## Problem to work on
Identify the lines holding "type" and copy them.

## Data supplied
— Start —
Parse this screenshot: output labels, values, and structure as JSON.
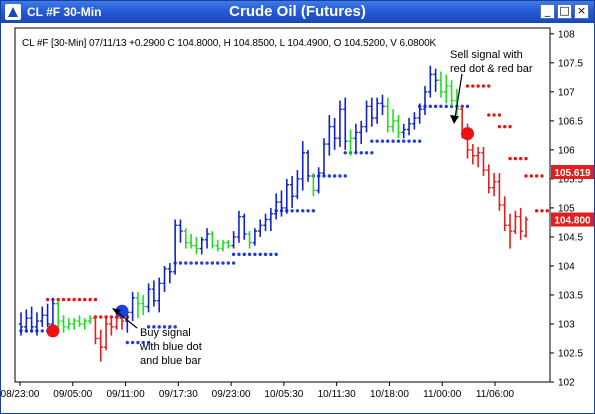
{
  "window": {
    "symbol_label": "CL #F 30-Min",
    "title": "Crude Oil (Futures)",
    "buttons": {
      "minimize": "_",
      "maximize": "□",
      "close": "×"
    }
  },
  "infobar": {
    "text": "CL #F [30-Min] 07/11/13 +0.2900 C 104.8000, H 104.8500, L 104.4900, O 104.5200, V 6.0800K"
  },
  "price_tags": [
    {
      "value": "105.619",
      "color": "#e02020"
    },
    {
      "value": "104.800",
      "color": "#e02020"
    }
  ],
  "annotations": {
    "buy": [
      "Buy signal",
      "with blue dot",
      "and blue bar"
    ],
    "sell": [
      "Sell signal with",
      "red dot & red bar"
    ]
  },
  "colors": {
    "blue": "#1122cc",
    "green": "#22dd22",
    "red": "#e02020",
    "dot_blue": "#1d3fe0",
    "dot_red": "#ee1111"
  },
  "chart_data": {
    "type": "bar",
    "title": "Crude Oil (Futures)",
    "y_ticks": [
      102,
      102.5,
      103,
      103.5,
      104,
      104.5,
      105,
      105.5,
      106,
      106.5,
      107,
      107.5,
      108
    ],
    "ylim": [
      102,
      108.1
    ],
    "x_ticks": [
      "08/23:00",
      "09/05:00",
      "09/11:00",
      "09/17:30",
      "09/23:00",
      "10/05:30",
      "10/11:30",
      "10/18:00",
      "11/00:00",
      "11/06:00"
    ],
    "bars": [
      {
        "o": 103.0,
        "h": 103.2,
        "l": 102.8,
        "c": 102.95,
        "color": "blue"
      },
      {
        "o": 102.95,
        "h": 103.25,
        "l": 102.85,
        "c": 103.1,
        "color": "blue"
      },
      {
        "o": 103.1,
        "h": 103.3,
        "l": 102.85,
        "c": 102.95,
        "color": "blue"
      },
      {
        "o": 102.95,
        "h": 103.2,
        "l": 102.8,
        "c": 103.05,
        "color": "blue"
      },
      {
        "o": 103.05,
        "h": 103.3,
        "l": 102.95,
        "c": 103.15,
        "color": "blue"
      },
      {
        "o": 103.15,
        "h": 103.35,
        "l": 102.95,
        "c": 103.0,
        "color": "blue"
      },
      {
        "o": 103.0,
        "h": 103.45,
        "l": 102.85,
        "c": 103.35,
        "color": "blue"
      },
      {
        "o": 103.35,
        "h": 103.4,
        "l": 102.9,
        "c": 103.05,
        "color": "green"
      },
      {
        "o": 103.05,
        "h": 103.15,
        "l": 102.85,
        "c": 102.95,
        "color": "green"
      },
      {
        "o": 102.95,
        "h": 103.1,
        "l": 102.9,
        "c": 103.0,
        "color": "green"
      },
      {
        "o": 103.0,
        "h": 103.1,
        "l": 102.9,
        "c": 103.05,
        "color": "green"
      },
      {
        "o": 103.05,
        "h": 103.15,
        "l": 102.95,
        "c": 103.0,
        "color": "green"
      },
      {
        "o": 103.0,
        "h": 103.1,
        "l": 102.9,
        "c": 103.05,
        "color": "green"
      },
      {
        "o": 103.05,
        "h": 103.15,
        "l": 103.0,
        "c": 103.1,
        "color": "green"
      },
      {
        "o": 103.1,
        "h": 103.15,
        "l": 102.65,
        "c": 102.75,
        "color": "red"
      },
      {
        "o": 102.75,
        "h": 102.9,
        "l": 102.35,
        "c": 102.6,
        "color": "red"
      },
      {
        "o": 102.6,
        "h": 103.1,
        "l": 102.55,
        "c": 103.0,
        "color": "red"
      },
      {
        "o": 103.0,
        "h": 103.1,
        "l": 102.8,
        "c": 102.95,
        "color": "red"
      },
      {
        "o": 102.95,
        "h": 103.2,
        "l": 102.9,
        "c": 103.1,
        "color": "red"
      },
      {
        "o": 103.1,
        "h": 103.2,
        "l": 102.9,
        "c": 103.05,
        "color": "red"
      },
      {
        "o": 103.05,
        "h": 103.25,
        "l": 102.85,
        "c": 103.2,
        "color": "blue"
      },
      {
        "o": 103.2,
        "h": 103.55,
        "l": 103.05,
        "c": 103.45,
        "color": "blue"
      },
      {
        "o": 103.45,
        "h": 103.55,
        "l": 103.1,
        "c": 103.35,
        "color": "green"
      },
      {
        "o": 103.35,
        "h": 103.5,
        "l": 103.15,
        "c": 103.3,
        "color": "green"
      },
      {
        "o": 103.3,
        "h": 103.7,
        "l": 103.2,
        "c": 103.6,
        "color": "blue"
      },
      {
        "o": 103.6,
        "h": 103.75,
        "l": 103.3,
        "c": 103.4,
        "color": "blue"
      },
      {
        "o": 103.4,
        "h": 103.8,
        "l": 103.2,
        "c": 103.7,
        "color": "blue"
      },
      {
        "o": 103.7,
        "h": 104.0,
        "l": 103.55,
        "c": 103.95,
        "color": "blue"
      },
      {
        "o": 103.95,
        "h": 104.05,
        "l": 103.7,
        "c": 103.9,
        "color": "blue"
      },
      {
        "o": 103.9,
        "h": 104.8,
        "l": 103.85,
        "c": 104.7,
        "color": "blue"
      },
      {
        "o": 104.7,
        "h": 104.8,
        "l": 104.4,
        "c": 104.6,
        "color": "blue"
      },
      {
        "o": 104.6,
        "h": 104.65,
        "l": 104.3,
        "c": 104.4,
        "color": "green"
      },
      {
        "o": 104.4,
        "h": 104.55,
        "l": 104.3,
        "c": 104.35,
        "color": "green"
      },
      {
        "o": 104.35,
        "h": 104.5,
        "l": 104.2,
        "c": 104.3,
        "color": "green"
      },
      {
        "o": 104.3,
        "h": 104.5,
        "l": 104.2,
        "c": 104.45,
        "color": "blue"
      },
      {
        "o": 104.45,
        "h": 104.65,
        "l": 104.3,
        "c": 104.55,
        "color": "blue"
      },
      {
        "o": 104.55,
        "h": 104.6,
        "l": 104.3,
        "c": 104.35,
        "color": "green"
      },
      {
        "o": 104.35,
        "h": 104.45,
        "l": 104.25,
        "c": 104.3,
        "color": "green"
      },
      {
        "o": 104.3,
        "h": 104.45,
        "l": 104.25,
        "c": 104.4,
        "color": "green"
      },
      {
        "o": 104.4,
        "h": 104.45,
        "l": 104.3,
        "c": 104.35,
        "color": "green"
      },
      {
        "o": 104.35,
        "h": 104.6,
        "l": 104.3,
        "c": 104.5,
        "color": "blue"
      },
      {
        "o": 104.5,
        "h": 104.95,
        "l": 104.4,
        "c": 104.85,
        "color": "blue"
      },
      {
        "o": 104.85,
        "h": 104.9,
        "l": 104.45,
        "c": 104.55,
        "color": "blue"
      },
      {
        "o": 104.55,
        "h": 104.6,
        "l": 104.3,
        "c": 104.4,
        "color": "green"
      },
      {
        "o": 104.4,
        "h": 104.65,
        "l": 104.35,
        "c": 104.6,
        "color": "blue"
      },
      {
        "o": 104.6,
        "h": 104.8,
        "l": 104.5,
        "c": 104.7,
        "color": "blue"
      },
      {
        "o": 104.7,
        "h": 104.9,
        "l": 104.6,
        "c": 104.8,
        "color": "blue"
      },
      {
        "o": 104.8,
        "h": 105.0,
        "l": 104.6,
        "c": 104.9,
        "color": "blue"
      },
      {
        "o": 104.9,
        "h": 105.25,
        "l": 104.8,
        "c": 105.1,
        "color": "blue"
      },
      {
        "o": 105.1,
        "h": 105.3,
        "l": 104.85,
        "c": 105.0,
        "color": "blue"
      },
      {
        "o": 105.0,
        "h": 105.5,
        "l": 104.9,
        "c": 105.4,
        "color": "blue"
      },
      {
        "o": 105.4,
        "h": 105.55,
        "l": 105.0,
        "c": 105.2,
        "color": "blue"
      },
      {
        "o": 105.2,
        "h": 105.65,
        "l": 105.15,
        "c": 105.5,
        "color": "blue"
      },
      {
        "o": 105.5,
        "h": 106.15,
        "l": 105.3,
        "c": 105.95,
        "color": "blue"
      },
      {
        "o": 105.95,
        "h": 106.0,
        "l": 105.45,
        "c": 105.55,
        "color": "blue"
      },
      {
        "o": 105.55,
        "h": 105.6,
        "l": 105.2,
        "c": 105.3,
        "color": "green"
      },
      {
        "o": 105.3,
        "h": 105.7,
        "l": 105.25,
        "c": 105.6,
        "color": "blue"
      },
      {
        "o": 105.6,
        "h": 106.2,
        "l": 105.55,
        "c": 106.1,
        "color": "blue"
      },
      {
        "o": 106.1,
        "h": 106.6,
        "l": 105.9,
        "c": 106.4,
        "color": "blue"
      },
      {
        "o": 106.4,
        "h": 106.55,
        "l": 106.0,
        "c": 106.2,
        "color": "blue"
      },
      {
        "o": 106.2,
        "h": 106.85,
        "l": 106.05,
        "c": 106.7,
        "color": "blue"
      },
      {
        "o": 106.7,
        "h": 106.9,
        "l": 106.0,
        "c": 106.15,
        "color": "blue"
      },
      {
        "o": 106.15,
        "h": 106.35,
        "l": 105.9,
        "c": 106.2,
        "color": "green"
      },
      {
        "o": 106.2,
        "h": 106.45,
        "l": 105.95,
        "c": 106.3,
        "color": "blue"
      },
      {
        "o": 106.3,
        "h": 106.5,
        "l": 106.1,
        "c": 106.4,
        "color": "blue"
      },
      {
        "o": 106.4,
        "h": 106.85,
        "l": 106.3,
        "c": 106.75,
        "color": "blue"
      },
      {
        "o": 106.75,
        "h": 106.9,
        "l": 106.4,
        "c": 106.55,
        "color": "blue"
      },
      {
        "o": 106.55,
        "h": 106.9,
        "l": 106.45,
        "c": 106.8,
        "color": "blue"
      },
      {
        "o": 106.8,
        "h": 106.95,
        "l": 106.6,
        "c": 106.75,
        "color": "blue"
      },
      {
        "o": 106.75,
        "h": 106.9,
        "l": 106.3,
        "c": 106.4,
        "color": "green"
      },
      {
        "o": 106.4,
        "h": 106.7,
        "l": 106.3,
        "c": 106.5,
        "color": "green"
      },
      {
        "o": 106.5,
        "h": 106.6,
        "l": 106.2,
        "c": 106.3,
        "color": "green"
      },
      {
        "o": 106.3,
        "h": 106.45,
        "l": 106.2,
        "c": 106.35,
        "color": "blue"
      },
      {
        "o": 106.35,
        "h": 106.55,
        "l": 106.25,
        "c": 106.45,
        "color": "blue"
      },
      {
        "o": 106.45,
        "h": 106.65,
        "l": 106.35,
        "c": 106.55,
        "color": "blue"
      },
      {
        "o": 106.55,
        "h": 106.8,
        "l": 106.45,
        "c": 106.7,
        "color": "blue"
      },
      {
        "o": 106.7,
        "h": 107.1,
        "l": 106.6,
        "c": 107.0,
        "color": "blue"
      },
      {
        "o": 107.0,
        "h": 107.45,
        "l": 106.9,
        "c": 107.3,
        "color": "blue"
      },
      {
        "o": 107.3,
        "h": 107.4,
        "l": 107.0,
        "c": 107.2,
        "color": "blue"
      },
      {
        "o": 107.2,
        "h": 107.35,
        "l": 106.9,
        "c": 107.0,
        "color": "green"
      },
      {
        "o": 107.0,
        "h": 107.3,
        "l": 106.8,
        "c": 107.1,
        "color": "green"
      },
      {
        "o": 107.1,
        "h": 107.2,
        "l": 106.75,
        "c": 106.85,
        "color": "green"
      },
      {
        "o": 106.85,
        "h": 107.05,
        "l": 106.6,
        "c": 106.7,
        "color": "green"
      },
      {
        "o": 106.7,
        "h": 106.75,
        "l": 106.2,
        "c": 106.3,
        "color": "red"
      },
      {
        "o": 106.3,
        "h": 106.45,
        "l": 105.85,
        "c": 106.0,
        "color": "red"
      },
      {
        "o": 106.0,
        "h": 106.1,
        "l": 105.75,
        "c": 105.9,
        "color": "red"
      },
      {
        "o": 105.9,
        "h": 106.05,
        "l": 105.7,
        "c": 105.95,
        "color": "red"
      },
      {
        "o": 105.95,
        "h": 106.05,
        "l": 105.55,
        "c": 105.65,
        "color": "red"
      },
      {
        "o": 105.65,
        "h": 105.75,
        "l": 105.25,
        "c": 105.35,
        "color": "red"
      },
      {
        "o": 105.35,
        "h": 105.6,
        "l": 105.2,
        "c": 105.45,
        "color": "red"
      },
      {
        "o": 105.45,
        "h": 105.6,
        "l": 104.95,
        "c": 105.05,
        "color": "red"
      },
      {
        "o": 105.05,
        "h": 105.2,
        "l": 104.6,
        "c": 104.7,
        "color": "red"
      },
      {
        "o": 104.7,
        "h": 104.9,
        "l": 104.3,
        "c": 104.6,
        "color": "red"
      },
      {
        "o": 104.6,
        "h": 104.95,
        "l": 104.55,
        "c": 104.85,
        "color": "red"
      },
      {
        "o": 104.85,
        "h": 105.0,
        "l": 104.45,
        "c": 104.6,
        "color": "red"
      },
      {
        "o": 104.52,
        "h": 104.85,
        "l": 104.49,
        "c": 104.8,
        "color": "red"
      }
    ],
    "stops": [
      {
        "start": 0,
        "end": 6,
        "y": 102.88,
        "color": "dot_blue"
      },
      {
        "start": 5,
        "end": 14,
        "y": 103.42,
        "color": "dot_red"
      },
      {
        "start": 14,
        "end": 20,
        "y": 103.12,
        "color": "dot_red"
      },
      {
        "start": 20,
        "end": 24,
        "y": 102.68,
        "color": "dot_blue"
      },
      {
        "start": 24,
        "end": 29,
        "y": 102.95,
        "color": "dot_blue"
      },
      {
        "start": 29,
        "end": 40,
        "y": 104.05,
        "color": "dot_blue"
      },
      {
        "start": 40,
        "end": 48,
        "y": 104.2,
        "color": "dot_blue"
      },
      {
        "start": 48,
        "end": 55,
        "y": 104.95,
        "color": "dot_blue"
      },
      {
        "start": 55,
        "end": 61,
        "y": 105.55,
        "color": "dot_blue"
      },
      {
        "start": 61,
        "end": 66,
        "y": 105.95,
        "color": "dot_blue"
      },
      {
        "start": 66,
        "end": 75,
        "y": 106.15,
        "color": "dot_blue"
      },
      {
        "start": 75,
        "end": 84,
        "y": 106.75,
        "color": "dot_blue"
      },
      {
        "start": 84,
        "end": 88,
        "y": 107.1,
        "color": "dot_red"
      },
      {
        "start": 88,
        "end": 90,
        "y": 106.6,
        "color": "dot_red"
      },
      {
        "start": 90,
        "end": 92,
        "y": 106.4,
        "color": "dot_red"
      },
      {
        "start": 92,
        "end": 95,
        "y": 105.85,
        "color": "dot_red"
      },
      {
        "start": 95,
        "end": 98,
        "y": 105.55,
        "color": "dot_red"
      },
      {
        "start": 97,
        "end": 99,
        "y": 104.95,
        "color": "dot_red"
      }
    ],
    "signals": [
      {
        "type": "sell",
        "bar": 6,
        "y": 102.88,
        "color": "dot_red"
      },
      {
        "type": "buy",
        "bar": 19,
        "y": 103.22,
        "color": "dot_blue"
      },
      {
        "type": "sell",
        "bar": 84,
        "y": 106.28,
        "color": "dot_red"
      }
    ]
  }
}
— End —
## Exercise solution
    "type": "bar",
        "type": "sell",
        "type": "buy",
        "type": "sell",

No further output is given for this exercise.